- WORK TO BE COMPLETED
Images do not belong in the copy. Retype all the entries below exactly.

- RAW RECORDS
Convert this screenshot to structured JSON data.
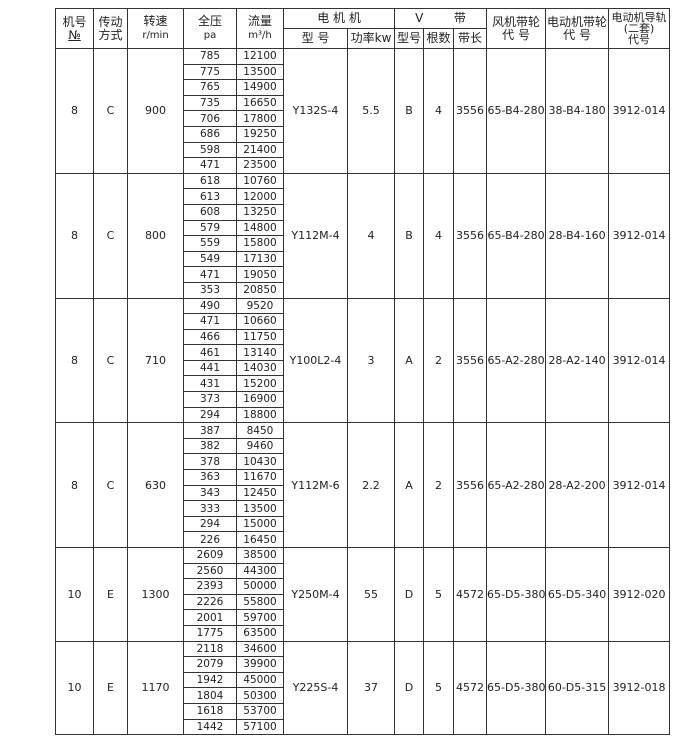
{
  "header": {
    "no_top": "机号",
    "no_bottom": "№",
    "drive_top": "传动",
    "drive_bottom": "方式",
    "speed_top": "转速",
    "speed_bottom": "r/min",
    "pressure_top": "全压",
    "pressure_bottom": "pa",
    "flow_top": "流量",
    "flow_bottom": "m³/h",
    "motor": "电 机 机",
    "motor_model": "型 号",
    "motor_power": "功率kw",
    "vbelt": "V        带",
    "belt_model": "型号",
    "belt_count": "根数",
    "belt_length": "带长",
    "fan_pulley_top": "风机带轮",
    "fan_pulley_bottom": "代 号",
    "motor_pulley_top": "电动机带轮",
    "motor_pulley_bottom": "代 号",
    "rail_top": "电动机导轨",
    "rail_mid": "(二套)",
    "rail_bottom": "代号"
  },
  "groups": [
    {
      "no": "8",
      "drive": "C",
      "speed": "900",
      "model": "Y132S-4",
      "power": "5.5",
      "belt_model": "B",
      "belt_count": "4",
      "belt_length": "3556",
      "fan_pulley": "65-B4-280",
      "motor_pulley": "38-B4-180",
      "rail": "3912-014",
      "pressure": [
        "785",
        "775",
        "765",
        "735",
        "706",
        "686",
        "598",
        "471"
      ],
      "flow": [
        "12100",
        "13500",
        "14900",
        "16650",
        "17800",
        "19250",
        "21400",
        "23500"
      ]
    },
    {
      "no": "8",
      "drive": "C",
      "speed": "800",
      "model": "Y112M-4",
      "power": "4",
      "belt_model": "B",
      "belt_count": "4",
      "belt_length": "3556",
      "fan_pulley": "65-B4-280",
      "motor_pulley": "28-B4-160",
      "rail": "3912-014",
      "pressure": [
        "618",
        "613",
        "608",
        "579",
        "559",
        "549",
        "471",
        "353"
      ],
      "flow": [
        "10760",
        "12000",
        "13250",
        "14800",
        "15800",
        "17130",
        "19050",
        "20850"
      ]
    },
    {
      "no": "8",
      "drive": "C",
      "speed": "710",
      "model": "Y100L2-4",
      "power": "3",
      "belt_model": "A",
      "belt_count": "2",
      "belt_length": "3556",
      "fan_pulley": "65-A2-280",
      "motor_pulley": "28-A2-140",
      "rail": "3912-014",
      "pressure": [
        "490",
        "471",
        "466",
        "461",
        "441",
        "431",
        "373",
        "294"
      ],
      "flow": [
        "9520",
        "10660",
        "11750",
        "13140",
        "14030",
        "15200",
        "16900",
        "18800"
      ]
    },
    {
      "no": "8",
      "drive": "C",
      "speed": "630",
      "model": "Y112M-6",
      "power": "2.2",
      "belt_model": "A",
      "belt_count": "2",
      "belt_length": "3556",
      "fan_pulley": "65-A2-280",
      "motor_pulley": "28-A2-200",
      "rail": "3912-014",
      "pressure": [
        "387",
        "382",
        "378",
        "363",
        "343",
        "333",
        "294",
        "226"
      ],
      "flow": [
        "8450",
        "9460",
        "10430",
        "11670",
        "12450",
        "13500",
        "15000",
        "16450"
      ]
    },
    {
      "no": "10",
      "drive": "E",
      "speed": "1300",
      "model": "Y250M-4",
      "power": "55",
      "belt_model": "D",
      "belt_count": "5",
      "belt_length": "4572",
      "fan_pulley": "65-D5-380",
      "motor_pulley": "65-D5-340",
      "rail": "3912-020",
      "pressure": [
        "2609",
        "2560",
        "2393",
        "2226",
        "2001",
        "1775"
      ],
      "flow": [
        "38500",
        "44300",
        "50000",
        "55800",
        "59700",
        "63500"
      ]
    },
    {
      "no": "10",
      "drive": "E",
      "speed": "1170",
      "model": "Y225S-4",
      "power": "37",
      "belt_model": "D",
      "belt_count": "5",
      "belt_length": "4572",
      "fan_pulley": "65-D5-380",
      "motor_pulley": "60-D5-315",
      "rail": "3912-018",
      "pressure": [
        "2118",
        "2079",
        "1942",
        "1804",
        "1618",
        "1442"
      ],
      "flow": [
        "34600",
        "39900",
        "45000",
        "50300",
        "53700",
        "57100"
      ]
    }
  ]
}
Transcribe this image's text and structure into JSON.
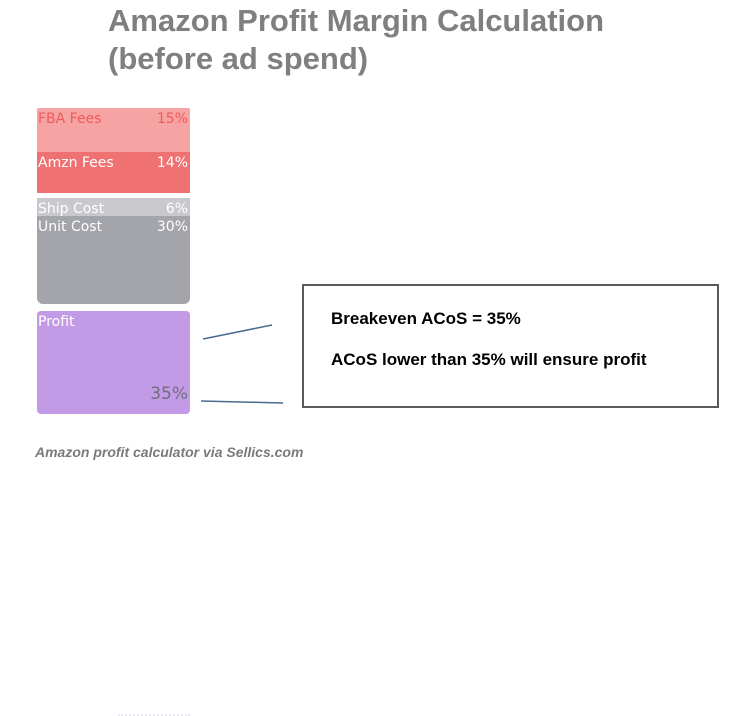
{
  "title_lines": [
    "Amazon Profit Margin Calculation",
    "(before ad spend)"
  ],
  "chart_data": {
    "type": "bar",
    "stacked": true,
    "categories": [
      "FBA Fees",
      "Amzn Fees",
      "Ship Cost",
      "Unit Cost",
      "Profit"
    ],
    "values": [
      15,
      14,
      6,
      30,
      35
    ],
    "labels": [
      "15%",
      "14%",
      "6%",
      "30%",
      "35%"
    ],
    "colors": [
      "#f6a3a3",
      "#f07172",
      "#c9c9cd",
      "#a3a5aa",
      "#c39ae6"
    ],
    "text_colors": [
      "#f05a5a",
      "#ffffff",
      "#ffffff",
      "#ffffff",
      "#ffffff"
    ],
    "pct_colors": [
      "#f05a5a",
      "#ffffff",
      "#ffffff",
      "#ffffff",
      "#6e6e80"
    ]
  },
  "callout": {
    "line1": "Breakeven ACoS = 35%",
    "line2": "ACoS lower than 35% will ensure profit"
  },
  "caption": "Amazon profit calculator via Sellics.com"
}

- ANSWER TO THE PROBLEM
Convert this screenshot to structured JSON data.
{
  "header": {
    "no_top": "机号",
    "no_bottom": "№",
    "drive_top": "传动",
    "drive_bottom": "方式",
    "speed_top": "转速",
    "speed_bottom": "r/min",
    "pressure_top": "全压",
    "pressure_bottom": "pa",
    "flow_top": "流量",
    "flow_bottom": "m³/h",
    "motor": "电 机 机",
    "motor_model": "型 号",
    "motor_power": "功率kw",
    "vbelt": "V        带",
    "belt_model": "型号",
    "belt_count": "根数",
    "belt_length": "带长",
    "fan_pulley_top": "风机带轮",
    "fan_pulley_bottom": "代 号",
    "motor_pulley_top": "电动机带轮",
    "motor_pulley_bottom": "代 号",
    "rail_top": "电动机导轨",
    "rail_mid": "(二套)",
    "rail_bottom": "代号"
  },
  "groups": [
    {
      "no": "8",
      "drive": "C",
      "speed": "900",
      "model": "Y132S-4",
      "power": "5.5",
      "belt_model": "B",
      "belt_count": "4",
      "belt_length": "3556",
      "fan_pulley": "65-B4-280",
      "motor_pulley": "38-B4-180",
      "rail": "3912-014",
      "pressure": [
        "785",
        "775",
        "765",
        "735",
        "706",
        "686",
        "598",
        "471"
      ],
      "flow": [
        "12100",
        "13500",
        "14900",
        "16650",
        "17800",
        "19250",
        "21400",
        "23500"
      ]
    },
    {
      "no": "8",
      "drive": "C",
      "speed": "800",
      "model": "Y112M-4",
      "power": "4",
      "belt_model": "B",
      "belt_count": "4",
      "belt_length": "3556",
      "fan_pulley": "65-B4-280",
      "motor_pulley": "28-B4-160",
      "rail": "3912-014",
      "pressure": [
        "618",
        "613",
        "608",
        "579",
        "559",
        "549",
        "471",
        "353"
      ],
      "flow": [
        "10760",
        "12000",
        "13250",
        "14800",
        "15800",
        "17130",
        "19050",
        "20850"
      ]
    },
    {
      "no": "8",
      "drive": "C",
      "speed": "710",
      "model": "Y100L2-4",
      "power": "3",
      "belt_model": "A",
      "belt_count": "2",
      "belt_length": "3556",
      "fan_pulley": "65-A2-280",
      "motor_pulley": "28-A2-140",
      "rail": "3912-014",
      "pressure": [
        "490",
        "471",
        "466",
        "461",
        "441",
        "431",
        "373",
        "294"
      ],
      "flow": [
        "9520",
        "10660",
        "11750",
        "13140",
        "14030",
        "15200",
        "16900",
        "18800"
      ]
    },
    {
      "no": "8",
      "drive": "C",
      "speed": "630",
      "model": "Y112M-6",
      "power": "2.2",
      "belt_model": "A",
      "belt_count": "2",
      "belt_length": "3556",
      "fan_pulley": "65-A2-280",
      "motor_pulley": "28-A2-200",
      "rail": "3912-014",
      "pressure": [
        "387",
        "382",
        "378",
        "363",
        "343",
        "333",
        "294",
        "226"
      ],
      "flow": [
        "8450",
        "9460",
        "10430",
        "11670",
        "12450",
        "13500",
        "15000",
        "16450"
      ]
    },
    {
      "no": "10",
      "drive": "E",
      "speed": "1300",
      "model": "Y250M-4",
      "power": "55",
      "belt_model": "D",
      "belt_count": "5",
      "belt_length": "4572",
      "fan_pulley": "65-D5-380",
      "motor_pulley": "65-D5-340",
      "rail": "3912-020",
      "pressure": [
        "2609",
        "2560",
        "2393",
        "2226",
        "2001",
        "1775"
      ],
      "flow": [
        "38500",
        "44300",
        "50000",
        "55800",
        "59700",
        "63500"
      ]
    },
    {
      "no": "10",
      "drive": "E",
      "speed": "1170",
      "model": "Y225S-4",
      "power": "37",
      "belt_model": "D",
      "belt_count": "5",
      "belt_length": "4572",
      "fan_pulley": "65-D5-380",
      "motor_pulley": "60-D5-315",
      "rail": "3912-018",
      "pressure": [
        "2118",
        "2079",
        "1942",
        "1804",
        "1618",
        "1442"
      ],
      "flow": [
        "34600",
        "39900",
        "45000",
        "50300",
        "53700",
        "57100"
      ]
    }
  ]
}
Transcribe this image's text and structure into JSON.
{
  "title_lines": [
    "Amazon Profit Margin Calculation",
    "(before ad spend)"
  ],
  "chart_data": {
    "type": "bar",
    "stacked": true,
    "categories": [
      "FBA Fees",
      "Amzn Fees",
      "Ship Cost",
      "Unit Cost",
      "Profit"
    ],
    "values": [
      15,
      14,
      6,
      30,
      35
    ],
    "labels": [
      "15%",
      "14%",
      "6%",
      "30%",
      "35%"
    ],
    "colors": [
      "#f6a3a3",
      "#f07172",
      "#c9c9cd",
      "#a3a5aa",
      "#c39ae6"
    ],
    "text_colors": [
      "#f05a5a",
      "#ffffff",
      "#ffffff",
      "#ffffff",
      "#ffffff"
    ],
    "pct_colors": [
      "#f05a5a",
      "#ffffff",
      "#ffffff",
      "#ffffff",
      "#6e6e80"
    ]
  },
  "callout": {
    "line1": "Breakeven ACoS = 35%",
    "line2": "ACoS lower than 35% will ensure profit"
  },
  "caption": "Amazon profit calculator via Sellics.com"
}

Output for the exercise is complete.